* [Data supplied]:
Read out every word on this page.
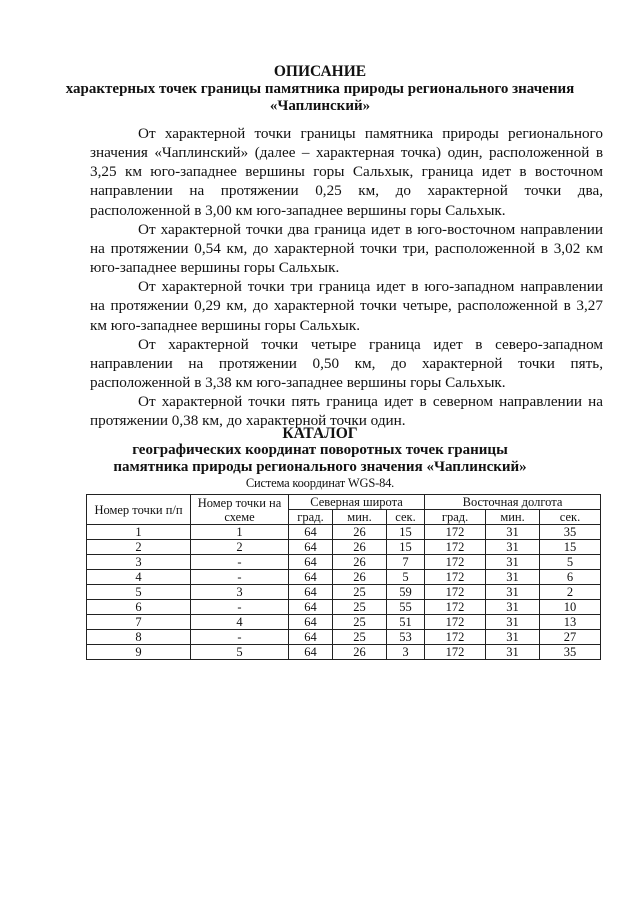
ОПИСАНИЕ
характерных точек границы памятника природы регионального значения
«Чаплинский»

От характерной точки границы памятника природы регионального значения «Чаплинский» (далее – характерная точка) один, расположенной в 3,25 км юго-западнее вершины горы Сальхык, граница идет в восточном направлении на протяжении 0,25 км, до характерной точки два, расположенной в 3,00 км юго-западнее вершины горы Сальхык.

От характерной точки два граница идет в юго-восточном направлении на протяжении 0,54 км, до характерной точки три, расположенной в 3,02 км юго-западнее вершины горы Сальхык.

От характерной точки три граница идет в юго-западном направлении на протяжении 0,29 км, до характерной точки четыре, расположенной в 3,27 км юго-западнее вершины горы Сальхык.

От характерной точки четыре граница идет в северо-западном направлении на протяжении 0,50 км, до характерной точки пять, расположенной в 3,38 км юго-западнее вершины горы Сальхык.

От характерной точки пять граница идет в северном направлении на протяжении 0,38 км, до характерной точки один.

КАТАЛОГ
географических координат поворотных точек границы
памятника природы регионального значения «Чаплинский»
Система координат WGS-84.
Номер точки п/п	Номер точки на схеме	Северная широта			Восточная долгота		
		град.	мин.	сек.	град.	мин.	сек.
1	1	64	26	15	172	31	35
2	2	64	26	15	172	31	15
3	-	64	26	7	172	31	5
4	-	64	26	5	172	31	6
5	3	64	25	59	172	31	2
6	-	64	25	55	172	31	10
7	4	64	25	51	172	31	13
8	-	64	25	53	172	31	27
9	5	64	26	3	172	31	35
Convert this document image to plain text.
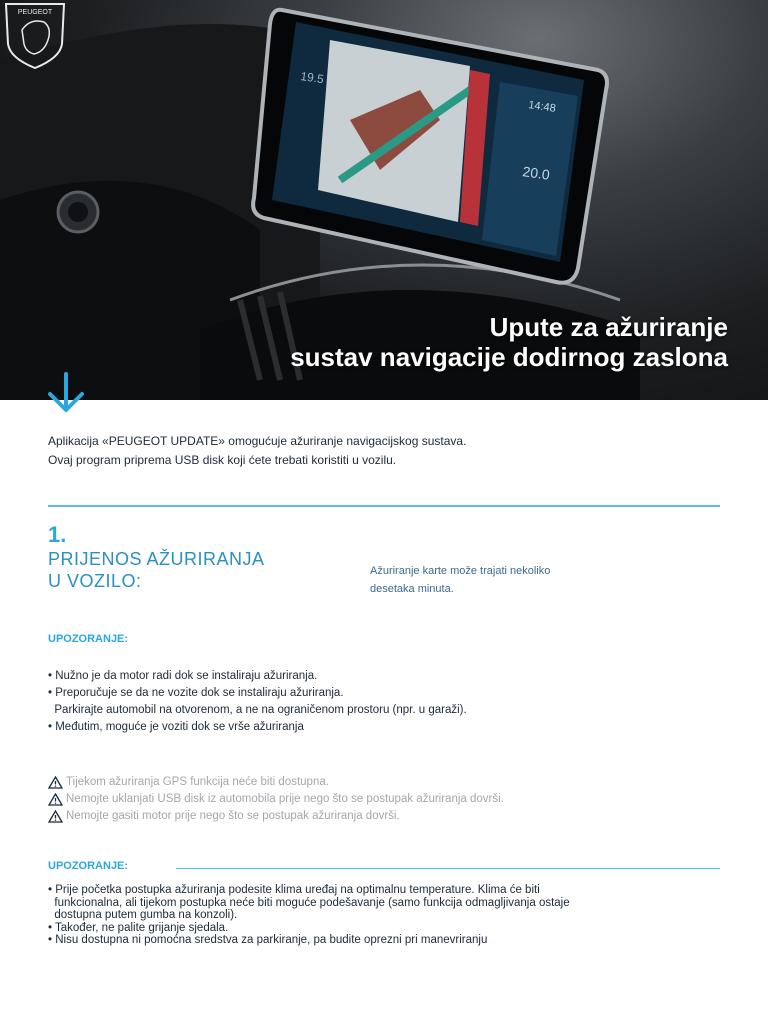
19.5
20.0
14:48
PEUGEOT
Upute za ažuriranje
sustav navigacije dodirnog zaslona
Aplikacija «PEUGEOT UPDATE» omogućuje ažuriranje navigacijskog sustava.
Ovaj program priprema USB disk koji ćete trebati koristiti u vozilu.
1.
PRIJENOS AŽURIRANJA
U VOZILO:	Ažuriranje karte može trajati nekoliko
desetaka minuta.
UPOZORANJE:
• Nužno je da motor radi dok se instaliraju ažuriranja.
• Preporučuje se da ne vozite dok se instaliraju ažuriranja.
Parkirajte automobil na otvorenom, a ne na ograničenom prostoru (npr. u garaži).
• Međutim, moguće je voziti dok se vrše ažuriranja
Tijekom ažuriranja GPS funkcija neće biti dostupna.
Nemojte uklanjati USB disk iz automobila prije nego što se postupak ažuriranja dovrši.
Nemojte gasiti motor prije nego što se postupak ažuriranja dovrši.
UPOZORANJE:
• Prije početka postupka ažuriranja podesite klima uređaj na optimalnu temperature. Klima će biti
funkcionalna, ali tijekom postupka neće biti moguće podešavanje (samo funkcija odmagljivanja ostaje
dostupna putem gumba na konzoli).
• Također, ne palite grijanje sjedala.
• Nisu dostupna ni pomoćna sredstva za parkiranje, pa budite oprezni pri manevriranju
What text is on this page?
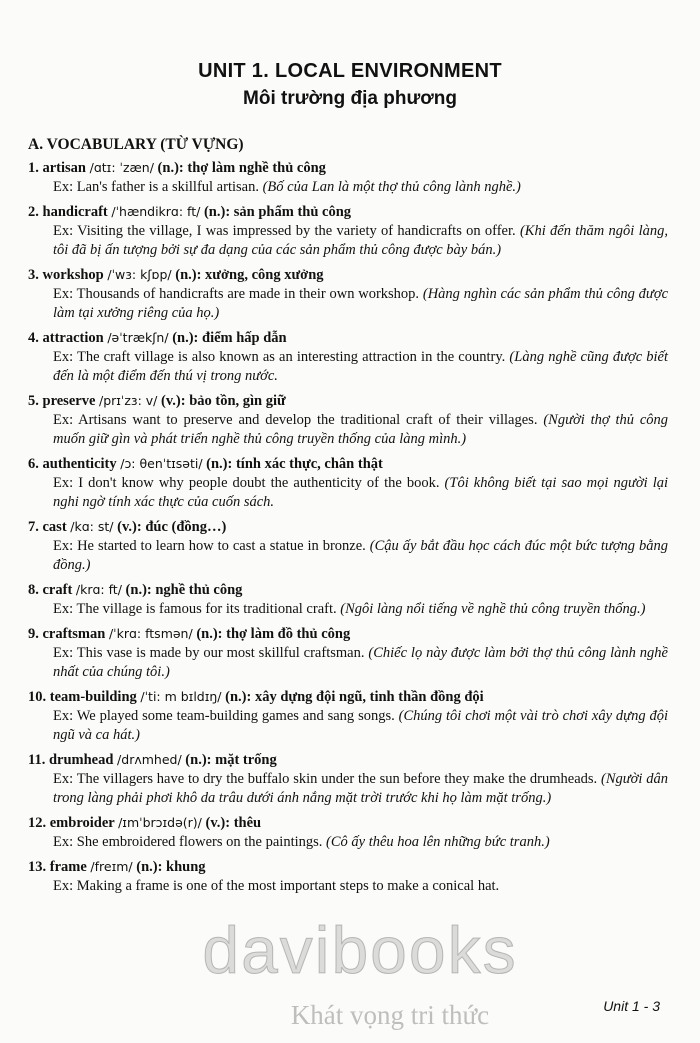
UNIT 1. LOCAL ENVIRONMENT
Môi trường địa phương
A. VOCABULARY (TỪ VỰNG)
1. artisan /ɑtɪ: ˈzæn/ (n.): thợ làm nghề thủ công
Ex: Lan's father is a skillful artisan. (Bố của Lan là một thợ thủ công lành nghề.)
2. handicraft /ˈhændikrɑ: ft/ (n.): sản phẩm thủ công
Ex: Visiting the village, I was impressed by the variety of handicrafts on offer. (Khi đến thăm ngôi làng, tôi đã bị ấn tượng bởi sự đa dạng của các sản phẩm thủ công được bày bán.)
3. workshop /ˈwɜ: kʃɒp/ (n.): xưởng, công xưởng
Ex: Thousands of handicrafts are made in their own workshop. (Hàng nghìn các sản phẩm thủ công được làm tại xưởng riêng của họ.)
4. attraction /əˈtrækʃn/ (n.): điểm hấp dẫn
Ex: The craft village is also known as an interesting attraction in the country. (Làng nghề cũng được biết đến là một điểm đến thú vị trong nước.
5. preserve /prɪˈzɜ: v/ (v.): bảo tồn, gìn giữ
Ex: Artisans want to preserve and develop the traditional craft of their villages. (Người thợ thủ công muốn giữ gìn và phát triển nghề thủ công truyền thống của làng mình.)
6. authenticity /ɔ: θenˈtɪsəti/ (n.): tính xác thực, chân thật
Ex: I don't know why people doubt the authenticity of the book. (Tôi không biết tại sao mọi người lại nghi ngờ tính xác thực của cuốn sách.
7. cast /kɑ: st/ (v.): đúc (đồng…)
Ex: He started to learn how to cast a statue in bronze. (Cậu ấy bắt đầu học cách đúc một bức tượng bằng đồng.)
8. craft /krɑ: ft/ (n.): nghề thủ công
Ex: The village is famous for its traditional craft. (Ngôi làng nổi tiếng về nghề thủ công truyền thống.)
9. craftsman /ˈkrɑ: ftsmən/ (n.): thợ làm đồ thủ công
Ex: This vase is made by our most skillful craftsman. (Chiếc lọ này được làm bởi thợ thủ công lành nghề nhất của chúng tôi.)
10. team-building /ˈti: m bɪldɪŋ/ (n.): xây dựng đội ngũ, tinh thần đồng đội
Ex: We played some team-building games and sang songs. (Chúng tôi chơi một vài trò chơi xây dựng đội ngũ và ca hát.)
11. drumhead /drʌmhed/ (n.): mặt trống
Ex: The villagers have to dry the buffalo skin under the sun before they make the drumheads. (Người dân trong làng phải phơi khô da trâu dưới ánh nắng mặt trời trước khi họ làm mặt trống.)
12. embroider /ɪmˈbrɔɪdə(r)/ (v.): thêu
Ex: She embroidered flowers on the paintings. (Cô ấy thêu hoa lên những bức tranh.)
13. frame /freɪm/ (n.): khung
Ex: Making a frame is one of the most important steps to make a conical hat.
davibooks
Khát vọng tri thức	Unit 1 - 3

* [Exercise brief]: Each record above must be returned exactly as written, with its pictures omitted.

* [Answer in full]:
Read out every word on this page.
ОПИСАНИЕ
характерных точек границы памятника природы регионального значения
«Чаплинский»

От характерной точки границы памятника природы регионального значения «Чаплинский» (далее – характерная точка) один, расположенной в 3,25 км юго-западнее вершины горы Сальхык, граница идет в восточном направлении на протяжении 0,25 км, до характерной точки два, расположенной в 3,00 км юго-западнее вершины горы Сальхык.

От характерной точки два граница идет в юго-восточном направлении на протяжении 0,54 км, до характерной точки три, расположенной в 3,02 км юго-западнее вершины горы Сальхык.

От характерной точки три граница идет в юго-западном направлении на протяжении 0,29 км, до характерной точки четыре, расположенной в 3,27 км юго-западнее вершины горы Сальхык.

От характерной точки четыре граница идет в северо-западном направлении на протяжении 0,50 км, до характерной точки пять, расположенной в 3,38 км юго-западнее вершины горы Сальхык.

От характерной точки пять граница идет в северном направлении на протяжении 0,38 км, до характерной точки один.

КАТАЛОГ
географических координат поворотных точек границы
памятника природы регионального значения «Чаплинский»
Система координат WGS-84.
Номер точки п/п	Номер точки на схеме	Северная широта			Восточная долгота		
		град.	мин.	сек.	град.	мин.	сек.
1	1	64	26	15	172	31	35
2	2	64	26	15	172	31	15
3	-	64	26	7	172	31	5
4	-	64	26	5	172	31	6
5	3	64	25	59	172	31	2
6	-	64	25	55	172	31	10
7	4	64	25	51	172	31	13
8	-	64	25	53	172	31	27
9	5	64	26	3	172	31	35
Convert this document image to plain text.
19.5
20.0
14:48
PEUGEOT
Upute za ažuriranje
sustav navigacije dodirnog zaslona
Aplikacija «PEUGEOT UPDATE» omogućuje ažuriranje navigacijskog sustava.
Ovaj program priprema USB disk koji ćete trebati koristiti u vozilu.
1.
PRIJENOS AŽURIRANJA
U VOZILO:	Ažuriranje karte može trajati nekoliko
desetaka minuta.
UPOZORANJE:
• Nužno je da motor radi dok se instaliraju ažuriranja.
• Preporučuje se da ne vozite dok se instaliraju ažuriranja.
Parkirajte automobil na otvorenom, a ne na ograničenom prostoru (npr. u garaži).
• Međutim, moguće je voziti dok se vrše ažuriranja
Tijekom ažuriranja GPS funkcija neće biti dostupna.
Nemojte uklanjati USB disk iz automobila prije nego što se postupak ažuriranja dovrši.
Nemojte gasiti motor prije nego što se postupak ažuriranja dovrši.
UPOZORANJE:
• Prije početka postupka ažuriranja podesite klima uređaj na optimalnu temperature. Klima će biti
funkcionalna, ali tijekom postupka neće biti moguće podešavanje (samo funkcija odmagljivanja ostaje
dostupna putem gumba na konzoli).
• Također, ne palite grijanje sjedala.
• Nisu dostupna ni pomoćna sredstva za parkiranje, pa budite oprezni pri manevriranju
What text is on this page?
UNIT 1. LOCAL ENVIRONMENT
Môi trường địa phương
A. VOCABULARY (TỪ VỰNG)
1. artisan /ɑtɪ: ˈzæn/ (n.): thợ làm nghề thủ công
Ex: Lan's father is a skillful artisan. (Bố của Lan là một thợ thủ công lành nghề.)
2. handicraft /ˈhændikrɑ: ft/ (n.): sản phẩm thủ công
Ex: Visiting the village, I was impressed by the variety of handicrafts on offer. (Khi đến thăm ngôi làng, tôi đã bị ấn tượng bởi sự đa dạng của các sản phẩm thủ công được bày bán.)
3. workshop /ˈwɜ: kʃɒp/ (n.): xưởng, công xưởng
Ex: Thousands of handicrafts are made in their own workshop. (Hàng nghìn các sản phẩm thủ công được làm tại xưởng riêng của họ.)
4. attraction /əˈtrækʃn/ (n.): điểm hấp dẫn
Ex: The craft village is also known as an interesting attraction in the country. (Làng nghề cũng được biết đến là một điểm đến thú vị trong nước.
5. preserve /prɪˈzɜ: v/ (v.): bảo tồn, gìn giữ
Ex: Artisans want to preserve and develop the traditional craft of their villages. (Người thợ thủ công muốn giữ gìn và phát triển nghề thủ công truyền thống của làng mình.)
6. authenticity /ɔ: θenˈtɪsəti/ (n.): tính xác thực, chân thật
Ex: I don't know why people doubt the authenticity of the book. (Tôi không biết tại sao mọi người lại nghi ngờ tính xác thực của cuốn sách.
7. cast /kɑ: st/ (v.): đúc (đồng…)
Ex: He started to learn how to cast a statue in bronze. (Cậu ấy bắt đầu học cách đúc một bức tượng bằng đồng.)
8. craft /krɑ: ft/ (n.): nghề thủ công
Ex: The village is famous for its traditional craft. (Ngôi làng nổi tiếng về nghề thủ công truyền thống.)
9. craftsman /ˈkrɑ: ftsmən/ (n.): thợ làm đồ thủ công
Ex: This vase is made by our most skillful craftsman. (Chiếc lọ này được làm bởi thợ thủ công lành nghề nhất của chúng tôi.)
10. team-building /ˈti: m bɪldɪŋ/ (n.): xây dựng đội ngũ, tinh thần đồng đội
Ex: We played some team-building games and sang songs. (Chúng tôi chơi một vài trò chơi xây dựng đội ngũ và ca hát.)
11. drumhead /drʌmhed/ (n.): mặt trống
Ex: The villagers have to dry the buffalo skin under the sun before they make the drumheads. (Người dân trong làng phải phơi khô da trâu dưới ánh nắng mặt trời trước khi họ làm mặt trống.)
12. embroider /ɪmˈbrɔɪdə(r)/ (v.): thêu
Ex: She embroidered flowers on the paintings. (Cô ấy thêu hoa lên những bức tranh.)
13. frame /freɪm/ (n.): khung
Ex: Making a frame is one of the most important steps to make a conical hat.
davibooks
Khát vọng tri thức	Unit 1 - 3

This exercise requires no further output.